### OBJECTIVE A
Copy out the records word for word, everything from their first line down to and including the line containing "x-axis-title: Dimensionless distance, h/a".

### TEXT BLOCK
▼▼▼
OpenGVLab / InternVideo

[ECCV2024] Video Foundation Models & Data for Multimodal Understanding
Apache License 2.0
1.15k stars 75 forks source link

ModuleNotFoundError: No module named 'dropout_layer_norm' #102

Open hzlcodus opened 3 months ago

hzlcodus commented 3 months ago

Error occurred while running demo.ipynb in InternVideo2's multi_modality demo. I installed packages according to requirements.txt.

ModuleNotFoundError                       
Traceback (most recent call last)
Cell In[1], line 11
      6 import torch
      8 from config import (Config,
      9                     eval_dict_leaf)
---> 11 from utils import (retrieve_text,
     12                   _frame_from_video,
     13                   setup_internvideo2)

File [~/rl-gnrl/InternVideo/InternVideo2/multi_modality/demo/utils.py:17](http://127.0.0.1:8888/lab/workspaces/auto-m/tree/multi_modality/demo/~/rl-gnrl/InternVideo/InternVideo2/multi_modality/demo/utils.py#line=16)
     13 parent_dir = os.path.dirname(current_dir)
     14 sys.path.append(parent_dir)
▲▲▲
### OBJECTIVE B
Answer these questions about the InternVideo issue thread:
(i) Under which license is the repository released?
(ii) Which module does the error report as missing?
(iii) Which notebook was being run when the error occurred?

### ENTRIES
▼▼▼
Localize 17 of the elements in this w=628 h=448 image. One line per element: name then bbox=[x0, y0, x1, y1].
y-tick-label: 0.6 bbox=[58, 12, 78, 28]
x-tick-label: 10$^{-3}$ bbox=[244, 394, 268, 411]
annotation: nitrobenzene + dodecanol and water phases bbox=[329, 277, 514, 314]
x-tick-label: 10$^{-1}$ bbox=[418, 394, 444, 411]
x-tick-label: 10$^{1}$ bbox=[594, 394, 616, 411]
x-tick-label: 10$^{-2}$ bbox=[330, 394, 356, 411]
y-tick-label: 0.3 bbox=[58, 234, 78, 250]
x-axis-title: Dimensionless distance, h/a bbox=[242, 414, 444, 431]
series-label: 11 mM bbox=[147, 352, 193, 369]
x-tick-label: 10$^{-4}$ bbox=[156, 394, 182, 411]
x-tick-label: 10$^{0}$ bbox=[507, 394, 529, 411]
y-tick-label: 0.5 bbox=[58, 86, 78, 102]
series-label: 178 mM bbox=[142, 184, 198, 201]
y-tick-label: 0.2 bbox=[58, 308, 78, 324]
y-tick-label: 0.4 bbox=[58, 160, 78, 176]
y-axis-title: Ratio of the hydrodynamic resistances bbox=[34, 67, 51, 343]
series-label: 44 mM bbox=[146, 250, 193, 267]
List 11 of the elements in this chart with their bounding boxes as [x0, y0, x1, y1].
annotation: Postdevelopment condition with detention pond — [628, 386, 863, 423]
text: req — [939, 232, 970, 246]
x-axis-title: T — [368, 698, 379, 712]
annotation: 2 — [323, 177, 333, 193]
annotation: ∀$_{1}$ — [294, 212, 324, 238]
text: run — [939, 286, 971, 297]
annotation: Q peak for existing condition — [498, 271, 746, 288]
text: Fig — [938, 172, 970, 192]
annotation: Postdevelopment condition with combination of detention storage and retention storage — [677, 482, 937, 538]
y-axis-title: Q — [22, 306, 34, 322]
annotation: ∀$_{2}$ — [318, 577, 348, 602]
▲▲▲
### TASK OUTPUT A
Localize 17 of the elements in this w=628 h=448 image. One line per element: name then bbox=[x0, y0, x1, y1].
y-tick-label: 0.6 bbox=[58, 12, 78, 28]
x-tick-label: 10$^{-3}$ bbox=[244, 394, 268, 411]
annotation: nitrobenzene + dodecanol and water phases bbox=[329, 277, 514, 314]
x-tick-label: 10$^{-1}$ bbox=[418, 394, 444, 411]
x-tick-label: 10$^{1}$ bbox=[594, 394, 616, 411]
x-tick-label: 10$^{-2}$ bbox=[330, 394, 356, 411]
y-tick-label: 0.3 bbox=[58, 234, 78, 250]
x-axis-title: Dimensionless distance, h/a bbox=[242, 414, 444, 431]

### TASK OUTPUT B
(i) Apache License 2.0
(ii) dropout_layer_norm
(iii) demo.ipynb